◆ TASK PROMPT
Give the material again in full, matching it exactly.

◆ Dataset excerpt
----
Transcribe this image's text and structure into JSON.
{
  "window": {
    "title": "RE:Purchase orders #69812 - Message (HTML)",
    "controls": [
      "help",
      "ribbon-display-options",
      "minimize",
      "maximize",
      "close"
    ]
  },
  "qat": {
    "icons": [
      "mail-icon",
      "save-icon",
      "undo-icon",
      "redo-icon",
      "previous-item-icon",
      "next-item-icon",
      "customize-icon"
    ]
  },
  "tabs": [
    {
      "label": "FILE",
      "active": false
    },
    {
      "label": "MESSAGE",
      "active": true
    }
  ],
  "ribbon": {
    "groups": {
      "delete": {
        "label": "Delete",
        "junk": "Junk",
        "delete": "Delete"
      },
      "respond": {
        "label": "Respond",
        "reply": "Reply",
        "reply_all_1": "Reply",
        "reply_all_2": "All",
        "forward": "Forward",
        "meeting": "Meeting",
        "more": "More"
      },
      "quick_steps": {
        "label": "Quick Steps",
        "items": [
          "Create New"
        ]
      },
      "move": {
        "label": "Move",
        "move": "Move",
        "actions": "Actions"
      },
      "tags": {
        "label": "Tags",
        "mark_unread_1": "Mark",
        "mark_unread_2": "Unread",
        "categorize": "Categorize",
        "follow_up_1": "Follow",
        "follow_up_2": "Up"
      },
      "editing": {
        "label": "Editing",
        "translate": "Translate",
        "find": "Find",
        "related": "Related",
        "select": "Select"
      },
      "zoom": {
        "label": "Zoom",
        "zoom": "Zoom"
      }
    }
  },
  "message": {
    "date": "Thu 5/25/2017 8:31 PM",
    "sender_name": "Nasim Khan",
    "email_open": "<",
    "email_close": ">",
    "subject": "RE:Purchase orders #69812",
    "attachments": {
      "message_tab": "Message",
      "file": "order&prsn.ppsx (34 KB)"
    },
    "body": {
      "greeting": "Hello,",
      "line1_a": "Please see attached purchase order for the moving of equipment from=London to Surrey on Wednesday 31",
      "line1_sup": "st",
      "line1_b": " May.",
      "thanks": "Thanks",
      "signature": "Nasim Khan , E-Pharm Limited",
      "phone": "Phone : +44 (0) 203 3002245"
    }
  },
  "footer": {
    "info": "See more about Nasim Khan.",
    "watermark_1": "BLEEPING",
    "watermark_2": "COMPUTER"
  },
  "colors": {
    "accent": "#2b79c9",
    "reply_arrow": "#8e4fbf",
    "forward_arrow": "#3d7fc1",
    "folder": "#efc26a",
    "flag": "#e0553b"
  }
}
----
◆ ANSWER TO THIS PROBLEM
Transcribe this image's text and structure into JSON.
{
  "window": {
    "title": "RE:Purchase orders #69812 - Message (HTML)",
    "controls": [
      "help",
      "ribbon-display-options",
      "minimize",
      "maximize",
      "close"
    ]
  },
  "qat": {
    "icons": [
      "mail-icon",
      "save-icon",
      "undo-icon",
      "redo-icon",
      "previous-item-icon",
      "next-item-icon",
      "customize-icon"
    ]
  },
  "tabs": [
    {
      "label": "FILE",
      "active": false
    },
    {
      "label": "MESSAGE",
      "active": true
    }
  ],
  "ribbon": {
    "groups": {
      "delete": {
        "label": "Delete",
        "junk": "Junk",
        "delete": "Delete"
      },
      "respond": {
        "label": "Respond",
        "reply": "Reply",
        "reply_all_1": "Reply",
        "reply_all_2": "All",
        "forward": "Forward",
        "meeting": "Meeting",
        "more": "More"
      },
      "quick_steps": {
        "label": "Quick Steps",
        "items": [
          "Create New"
        ]
      },
      "move": {
        "label": "Move",
        "move": "Move",
        "actions": "Actions"
      },
      "tags": {
        "label": "Tags",
        "mark_unread_1": "Mark",
        "mark_unread_2": "Unread",
        "categorize": "Categorize",
        "follow_up_1": "Follow",
        "follow_up_2": "Up"
      },
      "editing": {
        "label": "Editing",
        "translate": "Translate",
        "find": "Find",
        "related": "Related",
        "select": "Select"
      },
      "zoom": {
        "label": "Zoom",
        "zoom": "Zoom"
      }
    }
  },
  "message": {
    "date": "Thu 5/25/2017 8:31 PM",
    "sender_name": "Nasim Khan",
    "email_open": "<",
    "email_close": ">",
    "subject": "RE:Purchase orders #69812",
    "attachments": {
      "message_tab": "Message",
      "file": "order&prsn.ppsx (34 KB)"
    },
    "body": {
      "greeting": "Hello,",
      "line1_a": "Please see attached purchase order for the moving of equipment from=London to Surrey on Wednesday 31",
      "line1_sup": "st",
      "line1_b": " May.",
      "thanks": "Thanks",
      "signature": "Nasim Khan , E-Pharm Limited",
      "phone": "Phone : +44 (0) 203 3002245"
    }
  },
  "footer": {
    "info": "See more about Nasim Khan.",
    "watermark_1": "BLEEPING",
    "watermark_2": "COMPUTER"
  },
  "colors": {
    "accent": "#2b79c9",
    "reply_arrow": "#8e4fbf",
    "forward_arrow": "#3d7fc1",
    "folder": "#efc26a",
    "flag": "#e0553b"
  }
}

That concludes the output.